Locate every line below that contains the word "EXTRA" and copy it.

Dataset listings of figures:
-=-=-=-=-

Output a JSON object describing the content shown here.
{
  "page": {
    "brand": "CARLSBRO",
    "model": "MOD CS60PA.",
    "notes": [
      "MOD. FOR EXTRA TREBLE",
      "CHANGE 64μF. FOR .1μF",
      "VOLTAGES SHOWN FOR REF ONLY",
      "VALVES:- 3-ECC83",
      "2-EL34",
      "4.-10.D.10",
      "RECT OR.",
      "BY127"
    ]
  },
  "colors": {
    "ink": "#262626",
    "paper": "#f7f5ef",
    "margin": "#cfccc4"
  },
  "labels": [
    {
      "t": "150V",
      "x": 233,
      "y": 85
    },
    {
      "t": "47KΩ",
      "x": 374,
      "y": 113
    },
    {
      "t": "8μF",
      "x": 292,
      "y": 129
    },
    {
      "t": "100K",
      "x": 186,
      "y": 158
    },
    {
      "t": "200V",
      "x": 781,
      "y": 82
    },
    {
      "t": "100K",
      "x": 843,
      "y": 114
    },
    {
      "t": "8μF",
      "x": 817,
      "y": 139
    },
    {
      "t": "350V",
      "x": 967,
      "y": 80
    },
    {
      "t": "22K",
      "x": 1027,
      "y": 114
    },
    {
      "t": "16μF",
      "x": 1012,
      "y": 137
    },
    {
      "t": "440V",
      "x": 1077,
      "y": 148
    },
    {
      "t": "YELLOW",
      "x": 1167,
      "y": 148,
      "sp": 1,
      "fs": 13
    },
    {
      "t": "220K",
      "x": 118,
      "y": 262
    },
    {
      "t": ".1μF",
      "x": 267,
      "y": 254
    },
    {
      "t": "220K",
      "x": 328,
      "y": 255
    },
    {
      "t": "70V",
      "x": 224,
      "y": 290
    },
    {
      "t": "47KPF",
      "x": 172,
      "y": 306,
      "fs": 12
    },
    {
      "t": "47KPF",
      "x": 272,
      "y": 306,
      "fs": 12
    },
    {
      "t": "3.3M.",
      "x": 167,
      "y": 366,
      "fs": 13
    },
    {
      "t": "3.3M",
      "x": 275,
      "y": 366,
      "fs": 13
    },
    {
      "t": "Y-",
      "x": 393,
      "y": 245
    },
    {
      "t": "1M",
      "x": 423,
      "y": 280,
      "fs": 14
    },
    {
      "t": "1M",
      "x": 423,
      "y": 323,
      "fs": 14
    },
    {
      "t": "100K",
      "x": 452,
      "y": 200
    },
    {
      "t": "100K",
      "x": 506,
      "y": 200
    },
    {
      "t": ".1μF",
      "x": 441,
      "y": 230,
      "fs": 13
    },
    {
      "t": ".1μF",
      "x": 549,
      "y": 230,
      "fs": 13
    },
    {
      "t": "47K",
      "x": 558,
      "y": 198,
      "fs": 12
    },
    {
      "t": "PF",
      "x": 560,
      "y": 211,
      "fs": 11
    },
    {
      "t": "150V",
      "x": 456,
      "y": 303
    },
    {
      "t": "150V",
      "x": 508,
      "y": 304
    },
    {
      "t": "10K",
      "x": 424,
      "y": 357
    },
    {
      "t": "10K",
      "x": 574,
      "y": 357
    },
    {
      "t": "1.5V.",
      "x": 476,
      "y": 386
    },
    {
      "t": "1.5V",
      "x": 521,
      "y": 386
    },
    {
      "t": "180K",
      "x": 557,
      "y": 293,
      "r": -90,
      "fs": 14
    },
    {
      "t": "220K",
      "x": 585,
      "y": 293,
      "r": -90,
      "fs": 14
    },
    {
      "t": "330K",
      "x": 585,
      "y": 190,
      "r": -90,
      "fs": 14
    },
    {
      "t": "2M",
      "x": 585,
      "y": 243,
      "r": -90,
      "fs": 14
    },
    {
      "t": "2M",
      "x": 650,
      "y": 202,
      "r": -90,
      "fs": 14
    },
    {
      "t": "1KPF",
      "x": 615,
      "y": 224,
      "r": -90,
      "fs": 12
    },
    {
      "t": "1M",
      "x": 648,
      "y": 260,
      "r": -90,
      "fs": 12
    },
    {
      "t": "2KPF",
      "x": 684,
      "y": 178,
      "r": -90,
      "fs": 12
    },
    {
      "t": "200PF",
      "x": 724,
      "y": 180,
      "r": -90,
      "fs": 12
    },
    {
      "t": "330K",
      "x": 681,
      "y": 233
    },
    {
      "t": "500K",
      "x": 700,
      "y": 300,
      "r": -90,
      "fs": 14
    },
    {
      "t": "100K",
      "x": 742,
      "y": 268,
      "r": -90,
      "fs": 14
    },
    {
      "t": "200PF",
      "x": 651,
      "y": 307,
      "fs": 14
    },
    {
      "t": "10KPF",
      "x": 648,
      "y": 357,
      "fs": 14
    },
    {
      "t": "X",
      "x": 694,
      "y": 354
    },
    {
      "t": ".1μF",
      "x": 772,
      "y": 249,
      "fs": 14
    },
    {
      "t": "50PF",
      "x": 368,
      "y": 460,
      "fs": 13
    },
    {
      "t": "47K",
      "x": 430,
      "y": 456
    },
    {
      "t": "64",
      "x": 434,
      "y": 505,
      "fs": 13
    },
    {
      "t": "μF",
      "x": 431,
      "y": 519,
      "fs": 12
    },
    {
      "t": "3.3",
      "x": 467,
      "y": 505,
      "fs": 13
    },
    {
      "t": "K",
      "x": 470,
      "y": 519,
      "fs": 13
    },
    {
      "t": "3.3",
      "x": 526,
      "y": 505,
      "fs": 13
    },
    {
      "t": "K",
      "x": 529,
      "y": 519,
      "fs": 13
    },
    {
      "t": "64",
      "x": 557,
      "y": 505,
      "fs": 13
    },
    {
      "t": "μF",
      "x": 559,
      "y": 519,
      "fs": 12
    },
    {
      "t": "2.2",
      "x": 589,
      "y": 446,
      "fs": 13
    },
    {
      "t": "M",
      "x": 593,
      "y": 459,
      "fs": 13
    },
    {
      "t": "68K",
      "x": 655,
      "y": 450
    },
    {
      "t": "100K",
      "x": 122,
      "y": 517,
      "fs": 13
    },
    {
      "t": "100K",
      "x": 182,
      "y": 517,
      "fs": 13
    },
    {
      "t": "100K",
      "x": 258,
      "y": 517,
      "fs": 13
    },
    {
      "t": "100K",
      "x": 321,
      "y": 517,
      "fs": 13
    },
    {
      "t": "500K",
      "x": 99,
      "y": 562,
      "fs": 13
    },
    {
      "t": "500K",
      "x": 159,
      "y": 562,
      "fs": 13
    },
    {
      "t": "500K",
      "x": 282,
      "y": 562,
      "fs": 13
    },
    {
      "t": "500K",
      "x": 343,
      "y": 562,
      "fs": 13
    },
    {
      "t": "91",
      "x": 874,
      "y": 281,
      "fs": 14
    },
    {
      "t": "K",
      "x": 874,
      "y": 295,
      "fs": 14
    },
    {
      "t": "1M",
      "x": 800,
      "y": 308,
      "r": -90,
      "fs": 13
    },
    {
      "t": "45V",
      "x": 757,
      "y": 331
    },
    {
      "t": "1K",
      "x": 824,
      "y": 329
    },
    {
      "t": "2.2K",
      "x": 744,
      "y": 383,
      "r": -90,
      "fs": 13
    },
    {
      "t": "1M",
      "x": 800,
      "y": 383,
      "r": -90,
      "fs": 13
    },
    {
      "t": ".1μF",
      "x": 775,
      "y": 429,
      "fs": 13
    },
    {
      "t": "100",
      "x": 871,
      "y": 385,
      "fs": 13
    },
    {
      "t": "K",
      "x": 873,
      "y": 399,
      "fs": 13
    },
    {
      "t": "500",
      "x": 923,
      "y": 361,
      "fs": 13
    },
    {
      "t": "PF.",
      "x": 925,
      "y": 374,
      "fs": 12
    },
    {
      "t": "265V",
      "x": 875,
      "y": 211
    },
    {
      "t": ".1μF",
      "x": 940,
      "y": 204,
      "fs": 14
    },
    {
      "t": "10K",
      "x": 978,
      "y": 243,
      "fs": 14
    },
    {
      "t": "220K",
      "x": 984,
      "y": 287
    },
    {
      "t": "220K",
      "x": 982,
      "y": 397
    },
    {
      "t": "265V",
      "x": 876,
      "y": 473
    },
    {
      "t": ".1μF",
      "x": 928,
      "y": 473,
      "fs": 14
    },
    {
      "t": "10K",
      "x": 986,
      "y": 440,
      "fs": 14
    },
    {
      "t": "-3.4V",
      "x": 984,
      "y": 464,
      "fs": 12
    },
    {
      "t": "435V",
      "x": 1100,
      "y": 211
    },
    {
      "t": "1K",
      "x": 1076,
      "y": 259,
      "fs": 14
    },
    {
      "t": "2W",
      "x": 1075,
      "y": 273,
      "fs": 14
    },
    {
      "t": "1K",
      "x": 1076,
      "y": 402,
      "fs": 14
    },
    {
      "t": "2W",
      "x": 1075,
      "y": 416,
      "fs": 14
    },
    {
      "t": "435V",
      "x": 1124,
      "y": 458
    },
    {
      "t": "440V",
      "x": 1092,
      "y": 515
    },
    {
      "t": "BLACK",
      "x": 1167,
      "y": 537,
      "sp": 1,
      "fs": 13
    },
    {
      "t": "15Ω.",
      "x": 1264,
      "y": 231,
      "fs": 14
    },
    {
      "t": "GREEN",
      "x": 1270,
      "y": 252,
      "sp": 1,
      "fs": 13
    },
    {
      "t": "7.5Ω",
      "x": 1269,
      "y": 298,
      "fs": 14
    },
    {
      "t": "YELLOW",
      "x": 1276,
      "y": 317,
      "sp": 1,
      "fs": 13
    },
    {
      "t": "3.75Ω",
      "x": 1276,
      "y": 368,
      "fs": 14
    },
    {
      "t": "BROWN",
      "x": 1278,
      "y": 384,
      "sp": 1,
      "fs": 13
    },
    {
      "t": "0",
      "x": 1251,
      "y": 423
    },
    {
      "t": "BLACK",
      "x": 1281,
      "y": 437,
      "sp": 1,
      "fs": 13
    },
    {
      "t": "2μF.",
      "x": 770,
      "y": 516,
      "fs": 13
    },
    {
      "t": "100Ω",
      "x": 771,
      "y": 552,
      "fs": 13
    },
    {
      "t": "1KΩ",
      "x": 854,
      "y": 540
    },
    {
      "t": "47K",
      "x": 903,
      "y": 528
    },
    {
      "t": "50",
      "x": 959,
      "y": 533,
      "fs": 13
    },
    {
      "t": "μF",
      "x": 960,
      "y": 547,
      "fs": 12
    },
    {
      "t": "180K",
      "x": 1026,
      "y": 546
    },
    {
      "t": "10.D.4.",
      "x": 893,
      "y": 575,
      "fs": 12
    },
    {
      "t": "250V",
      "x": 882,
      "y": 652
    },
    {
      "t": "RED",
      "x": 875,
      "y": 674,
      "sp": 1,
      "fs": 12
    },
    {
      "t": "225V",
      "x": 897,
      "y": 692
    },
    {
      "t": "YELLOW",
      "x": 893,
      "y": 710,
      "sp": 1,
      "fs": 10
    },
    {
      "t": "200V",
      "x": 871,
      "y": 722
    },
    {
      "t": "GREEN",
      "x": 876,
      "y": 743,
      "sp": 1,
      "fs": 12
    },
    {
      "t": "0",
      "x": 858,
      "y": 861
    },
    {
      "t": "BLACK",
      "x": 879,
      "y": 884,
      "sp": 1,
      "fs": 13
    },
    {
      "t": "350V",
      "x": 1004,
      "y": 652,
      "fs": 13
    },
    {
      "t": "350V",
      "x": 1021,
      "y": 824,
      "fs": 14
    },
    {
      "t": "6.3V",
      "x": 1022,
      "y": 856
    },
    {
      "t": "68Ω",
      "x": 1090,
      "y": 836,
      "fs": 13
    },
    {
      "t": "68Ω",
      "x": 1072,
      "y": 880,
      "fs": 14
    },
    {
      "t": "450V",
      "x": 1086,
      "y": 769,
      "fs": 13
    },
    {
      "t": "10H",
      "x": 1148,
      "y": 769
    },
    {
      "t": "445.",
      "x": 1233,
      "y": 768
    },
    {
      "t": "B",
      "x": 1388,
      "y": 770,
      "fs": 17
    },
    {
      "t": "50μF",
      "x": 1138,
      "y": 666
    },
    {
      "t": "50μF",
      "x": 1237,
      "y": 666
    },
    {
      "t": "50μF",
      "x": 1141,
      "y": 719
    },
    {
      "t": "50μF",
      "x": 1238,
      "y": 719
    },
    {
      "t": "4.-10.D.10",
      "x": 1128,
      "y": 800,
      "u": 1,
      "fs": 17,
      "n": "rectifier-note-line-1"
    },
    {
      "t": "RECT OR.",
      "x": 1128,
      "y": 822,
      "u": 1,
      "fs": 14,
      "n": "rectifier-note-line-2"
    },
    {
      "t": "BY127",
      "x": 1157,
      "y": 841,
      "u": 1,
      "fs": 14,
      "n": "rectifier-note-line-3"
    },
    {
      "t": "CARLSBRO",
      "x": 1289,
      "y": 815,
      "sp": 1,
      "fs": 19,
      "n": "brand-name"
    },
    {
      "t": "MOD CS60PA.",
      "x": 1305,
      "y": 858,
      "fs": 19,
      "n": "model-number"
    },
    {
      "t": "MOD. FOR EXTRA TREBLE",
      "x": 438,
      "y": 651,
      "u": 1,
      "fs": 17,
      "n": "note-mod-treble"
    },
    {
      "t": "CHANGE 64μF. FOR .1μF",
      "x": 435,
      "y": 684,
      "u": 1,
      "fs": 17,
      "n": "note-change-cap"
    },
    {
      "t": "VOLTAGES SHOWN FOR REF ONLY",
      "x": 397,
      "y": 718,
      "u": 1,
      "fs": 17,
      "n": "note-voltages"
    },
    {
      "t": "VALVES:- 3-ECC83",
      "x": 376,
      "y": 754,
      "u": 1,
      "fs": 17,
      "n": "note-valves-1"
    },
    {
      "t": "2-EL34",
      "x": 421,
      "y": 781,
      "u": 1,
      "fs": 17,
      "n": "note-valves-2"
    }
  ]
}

-=-=-=-=-

**RESULT FOR THIS TASK**:
      "MOD. FOR EXTRA TREBLE",
      "t": "MOD. FOR EXTRA TREBLE",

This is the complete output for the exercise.